- **Given instruction**
Using the listing below, report all lines holding the word "this".

- **Recorded information**
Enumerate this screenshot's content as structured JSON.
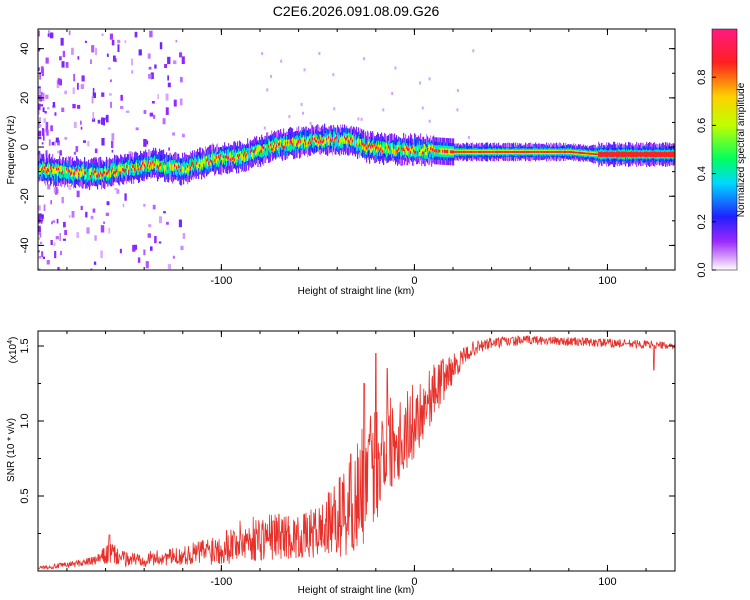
{
  "figure_title": "C2E6.2026.091.08.09.G26",
  "colors": {
    "line": "#e8302a",
    "axis": "#000000"
  },
  "chart_data": [
    {
      "type": "heatmap",
      "title": "C2E6.2026.091.08.09.G26",
      "xlabel": "Height of straight line (km)",
      "ylabel": "Frequency (Hz)",
      "xlim": [
        -195,
        135
      ],
      "ylim": [
        -50,
        48
      ],
      "x_ticks": [
        -100,
        0,
        100
      ],
      "x_tick_labels": [
        "-100",
        "0",
        "100"
      ],
      "y_ticks": [
        -40,
        -20,
        0,
        20,
        40
      ],
      "y_tick_labels": [
        "-40",
        "-20",
        "0",
        "20",
        "40"
      ],
      "ridge": {
        "x": [
          -195,
          -180,
          -165,
          -150,
          -135,
          -120,
          -105,
          -90,
          -75,
          -60,
          -45,
          -35,
          -25,
          -10,
          0,
          20,
          40,
          60,
          80,
          95,
          100,
          135
        ],
        "frequency": [
          -9,
          -10,
          -11,
          -9,
          -7,
          -9,
          -5,
          -4,
          0,
          2,
          3,
          3,
          0,
          -1,
          -1,
          -2,
          -2,
          -2,
          -2,
          -3,
          -3,
          -3
        ]
      },
      "colorbar": {
        "label": "Normalized spectral amplitude",
        "range": [
          0,
          1
        ],
        "ticks": [
          0.0,
          0.2,
          0.4,
          0.6,
          0.8
        ],
        "tick_labels": [
          "0.0",
          "0.2",
          "0.4",
          "0.6",
          "0.8"
        ]
      }
    },
    {
      "type": "line",
      "xlabel": "Height of straight line (km)",
      "ylabel": "SNR (10 * v/v)",
      "y_multiplier_label": "(x10",
      "y_multiplier_exp": "4",
      "y_multiplier_close": ")",
      "xlim": [
        -195,
        135
      ],
      "ylim": [
        0.0,
        1.6
      ],
      "x_ticks": [
        -100,
        0,
        100
      ],
      "x_tick_labels": [
        "-100",
        "0",
        "100"
      ],
      "y_ticks": [
        0.5,
        1.0,
        1.5
      ],
      "y_tick_labels": [
        "0.5",
        "1.0",
        "1.5"
      ],
      "series": [
        {
          "name": "SNR",
          "x": [
            -195,
            -180,
            -165,
            -158,
            -150,
            -140,
            -120,
            -100,
            -90,
            -80,
            -70,
            -60,
            -50,
            -40,
            -35,
            -30,
            -25,
            -20,
            -15,
            -10,
            -5,
            0,
            5,
            10,
            15,
            20,
            25,
            30,
            40,
            60,
            80,
            100,
            120,
            135
          ],
          "mean": [
            0.02,
            0.04,
            0.07,
            0.12,
            0.08,
            0.08,
            0.1,
            0.16,
            0.2,
            0.22,
            0.24,
            0.22,
            0.26,
            0.35,
            0.42,
            0.5,
            0.6,
            0.72,
            0.85,
            0.88,
            0.92,
            1.0,
            1.1,
            1.2,
            1.28,
            1.35,
            1.42,
            1.48,
            1.52,
            1.54,
            1.53,
            1.52,
            1.51,
            1.5
          ],
          "noise": [
            0.01,
            0.02,
            0.03,
            0.08,
            0.05,
            0.05,
            0.06,
            0.12,
            0.14,
            0.16,
            0.16,
            0.14,
            0.18,
            0.25,
            0.35,
            0.4,
            0.4,
            0.4,
            0.35,
            0.3,
            0.3,
            0.25,
            0.22,
            0.18,
            0.15,
            0.1,
            0.06,
            0.05,
            0.04,
            0.03,
            0.03,
            0.03,
            0.03,
            0.02
          ],
          "peak_x": [
            -158,
            -33,
            -26,
            -20,
            -14
          ],
          "peak_y": [
            0.24,
            0.78,
            1.25,
            1.45,
            1.35
          ]
        }
      ]
    }
  ]
}
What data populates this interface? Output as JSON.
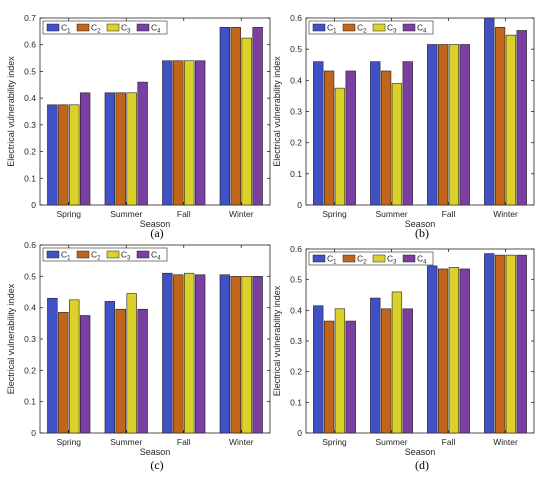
{
  "palette": {
    "C1": "#3f51c5",
    "C2": "#c0651a",
    "C3": "#dcd12a",
    "C4": "#7a3fa0"
  },
  "chart_data": [
    {
      "type": "bar",
      "panel_label": "(a)",
      "categories": [
        "Spring",
        "Summer",
        "Fall",
        "Winter"
      ],
      "series": [
        {
          "name": "C1",
          "values": [
            0.375,
            0.42,
            0.54,
            0.665
          ]
        },
        {
          "name": "C2",
          "values": [
            0.375,
            0.42,
            0.54,
            0.665
          ]
        },
        {
          "name": "C3",
          "values": [
            0.375,
            0.42,
            0.54,
            0.625
          ]
        },
        {
          "name": "C4",
          "values": [
            0.42,
            0.46,
            0.54,
            0.665
          ]
        }
      ],
      "xlabel": "Season",
      "ylabel": "Electrical vulnerability index",
      "ylim": [
        0,
        0.7
      ],
      "yticks": [
        "0",
        "0.1",
        "0.2",
        "0.3",
        "0.4",
        "0.5",
        "0.6",
        "0.7"
      ],
      "legend": "top-left",
      "grid": false
    },
    {
      "type": "bar",
      "panel_label": "(b)",
      "categories": [
        "Spring",
        "Summer",
        "Fall",
        "Winter"
      ],
      "series": [
        {
          "name": "C1",
          "values": [
            0.46,
            0.46,
            0.515,
            0.6
          ]
        },
        {
          "name": "C2",
          "values": [
            0.43,
            0.43,
            0.515,
            0.57
          ]
        },
        {
          "name": "C3",
          "values": [
            0.375,
            0.39,
            0.515,
            0.545
          ]
        },
        {
          "name": "C4",
          "values": [
            0.43,
            0.46,
            0.515,
            0.56
          ]
        }
      ],
      "xlabel": "Season",
      "ylabel": "Electrical vulnerability index",
      "ylim": [
        0,
        0.6
      ],
      "yticks": [
        "0",
        "0.1",
        "0.2",
        "0.3",
        "0.4",
        "0.5",
        "0.6"
      ],
      "legend": "top-left",
      "grid": false
    },
    {
      "type": "bar",
      "panel_label": "(c)",
      "categories": [
        "Spring",
        "Summer",
        "Fall",
        "Winter"
      ],
      "series": [
        {
          "name": "C1",
          "values": [
            0.43,
            0.42,
            0.51,
            0.505
          ]
        },
        {
          "name": "C2",
          "values": [
            0.385,
            0.395,
            0.505,
            0.5
          ]
        },
        {
          "name": "C3",
          "values": [
            0.425,
            0.445,
            0.51,
            0.5
          ]
        },
        {
          "name": "C4",
          "values": [
            0.375,
            0.395,
            0.505,
            0.5
          ]
        }
      ],
      "xlabel": "Season",
      "ylabel": "Electrical vulnerability index",
      "ylim": [
        0,
        0.6
      ],
      "yticks": [
        "0",
        "0.1",
        "0.2",
        "0.3",
        "0.4",
        "0.5",
        "0.6"
      ],
      "legend": "top-left",
      "grid": false
    },
    {
      "type": "bar",
      "panel_label": "(d)",
      "categories": [
        "Spring",
        "Summer",
        "Fall",
        "Winter"
      ],
      "series": [
        {
          "name": "C1",
          "values": [
            0.415,
            0.44,
            0.545,
            0.585
          ]
        },
        {
          "name": "C2",
          "values": [
            0.365,
            0.405,
            0.535,
            0.58
          ]
        },
        {
          "name": "C3",
          "values": [
            0.405,
            0.46,
            0.54,
            0.58
          ]
        },
        {
          "name": "C4",
          "values": [
            0.365,
            0.405,
            0.535,
            0.58
          ]
        }
      ],
      "xlabel": "Season",
      "ylabel": "Electrical vulnerability index",
      "ylim": [
        0,
        0.6
      ],
      "yticks": [
        "0",
        "0.1",
        "0.2",
        "0.3",
        "0.4",
        "0.5",
        "0.6"
      ],
      "legend": "top-left",
      "grid": false
    }
  ]
}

- **Worked solution**
Enumerate this screenshot's content as structured JSON.
What data populates this interface? Output as JSON.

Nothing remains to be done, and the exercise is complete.